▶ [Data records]
::::::
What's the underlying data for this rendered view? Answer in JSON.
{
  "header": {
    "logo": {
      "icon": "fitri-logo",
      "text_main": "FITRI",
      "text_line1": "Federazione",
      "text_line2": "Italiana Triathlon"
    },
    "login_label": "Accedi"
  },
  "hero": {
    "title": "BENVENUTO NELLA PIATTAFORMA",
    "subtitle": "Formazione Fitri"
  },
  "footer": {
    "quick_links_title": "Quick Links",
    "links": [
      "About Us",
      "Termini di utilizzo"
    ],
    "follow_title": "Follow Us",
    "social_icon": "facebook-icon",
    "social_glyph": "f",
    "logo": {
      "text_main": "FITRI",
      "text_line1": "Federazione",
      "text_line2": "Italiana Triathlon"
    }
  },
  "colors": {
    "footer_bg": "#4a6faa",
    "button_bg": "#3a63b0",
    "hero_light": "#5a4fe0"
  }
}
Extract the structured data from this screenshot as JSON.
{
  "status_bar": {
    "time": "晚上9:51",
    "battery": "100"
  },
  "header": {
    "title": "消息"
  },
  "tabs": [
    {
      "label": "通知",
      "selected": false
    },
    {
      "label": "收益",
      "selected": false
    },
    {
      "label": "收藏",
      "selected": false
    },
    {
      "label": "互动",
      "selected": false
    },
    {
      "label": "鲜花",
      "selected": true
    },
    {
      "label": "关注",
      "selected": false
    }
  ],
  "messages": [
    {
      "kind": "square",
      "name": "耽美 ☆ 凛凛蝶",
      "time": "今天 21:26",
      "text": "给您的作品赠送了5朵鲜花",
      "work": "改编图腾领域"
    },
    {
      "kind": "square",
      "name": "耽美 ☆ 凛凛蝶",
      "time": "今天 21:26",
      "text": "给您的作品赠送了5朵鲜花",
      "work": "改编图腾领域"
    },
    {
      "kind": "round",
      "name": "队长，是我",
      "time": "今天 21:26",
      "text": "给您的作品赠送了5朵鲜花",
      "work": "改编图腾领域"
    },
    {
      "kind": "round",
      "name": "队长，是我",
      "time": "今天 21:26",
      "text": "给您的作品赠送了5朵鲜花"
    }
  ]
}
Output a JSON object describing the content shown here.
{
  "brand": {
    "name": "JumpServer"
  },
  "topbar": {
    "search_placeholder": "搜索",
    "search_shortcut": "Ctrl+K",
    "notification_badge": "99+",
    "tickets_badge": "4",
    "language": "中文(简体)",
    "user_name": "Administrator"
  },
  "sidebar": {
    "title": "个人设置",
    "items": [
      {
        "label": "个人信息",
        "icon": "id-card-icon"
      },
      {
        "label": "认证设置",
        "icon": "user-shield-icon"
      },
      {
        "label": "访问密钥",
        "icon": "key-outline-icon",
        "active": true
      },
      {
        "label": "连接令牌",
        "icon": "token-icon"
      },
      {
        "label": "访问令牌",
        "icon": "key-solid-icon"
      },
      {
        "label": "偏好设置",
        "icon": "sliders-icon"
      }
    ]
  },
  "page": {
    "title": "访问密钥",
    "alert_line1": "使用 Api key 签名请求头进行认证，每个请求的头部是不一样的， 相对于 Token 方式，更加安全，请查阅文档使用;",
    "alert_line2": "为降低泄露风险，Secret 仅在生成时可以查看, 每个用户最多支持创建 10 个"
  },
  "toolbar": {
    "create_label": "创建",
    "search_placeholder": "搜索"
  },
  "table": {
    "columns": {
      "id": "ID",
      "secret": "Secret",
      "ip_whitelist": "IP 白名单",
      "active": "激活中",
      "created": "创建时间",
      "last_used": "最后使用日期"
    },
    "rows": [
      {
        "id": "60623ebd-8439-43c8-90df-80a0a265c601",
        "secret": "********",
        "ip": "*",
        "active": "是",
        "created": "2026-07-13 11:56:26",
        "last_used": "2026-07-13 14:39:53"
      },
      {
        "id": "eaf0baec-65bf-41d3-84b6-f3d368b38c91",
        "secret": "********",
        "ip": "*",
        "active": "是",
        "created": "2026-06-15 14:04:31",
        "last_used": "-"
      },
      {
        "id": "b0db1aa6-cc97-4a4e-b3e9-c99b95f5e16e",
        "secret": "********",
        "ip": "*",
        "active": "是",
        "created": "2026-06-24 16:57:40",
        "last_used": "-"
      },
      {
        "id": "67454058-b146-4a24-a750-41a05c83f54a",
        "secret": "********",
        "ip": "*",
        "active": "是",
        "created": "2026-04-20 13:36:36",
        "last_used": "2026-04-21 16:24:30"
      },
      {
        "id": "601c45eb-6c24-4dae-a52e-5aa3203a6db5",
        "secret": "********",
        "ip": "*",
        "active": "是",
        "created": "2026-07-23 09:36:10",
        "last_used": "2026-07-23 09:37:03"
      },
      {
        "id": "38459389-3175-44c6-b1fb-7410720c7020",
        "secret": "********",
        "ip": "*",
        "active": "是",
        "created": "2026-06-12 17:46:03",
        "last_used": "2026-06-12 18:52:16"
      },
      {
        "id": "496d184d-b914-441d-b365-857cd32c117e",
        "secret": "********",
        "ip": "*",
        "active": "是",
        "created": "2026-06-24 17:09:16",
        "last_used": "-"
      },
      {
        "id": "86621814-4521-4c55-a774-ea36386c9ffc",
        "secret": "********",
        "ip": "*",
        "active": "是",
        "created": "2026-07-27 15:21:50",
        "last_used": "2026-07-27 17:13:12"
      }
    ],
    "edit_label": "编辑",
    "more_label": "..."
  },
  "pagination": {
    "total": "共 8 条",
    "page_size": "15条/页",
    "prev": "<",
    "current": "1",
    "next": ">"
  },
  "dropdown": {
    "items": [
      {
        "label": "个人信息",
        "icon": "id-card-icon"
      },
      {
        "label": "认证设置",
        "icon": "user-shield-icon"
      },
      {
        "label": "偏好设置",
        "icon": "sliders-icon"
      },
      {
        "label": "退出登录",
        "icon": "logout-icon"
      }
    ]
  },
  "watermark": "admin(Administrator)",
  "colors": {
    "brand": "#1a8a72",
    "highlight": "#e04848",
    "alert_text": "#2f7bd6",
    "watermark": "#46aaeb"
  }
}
::::::
Search the entries for the word "watermark" and copy every line that has it.

  "watermark": "admin(Administrator)",
    "watermark": "#46aaeb"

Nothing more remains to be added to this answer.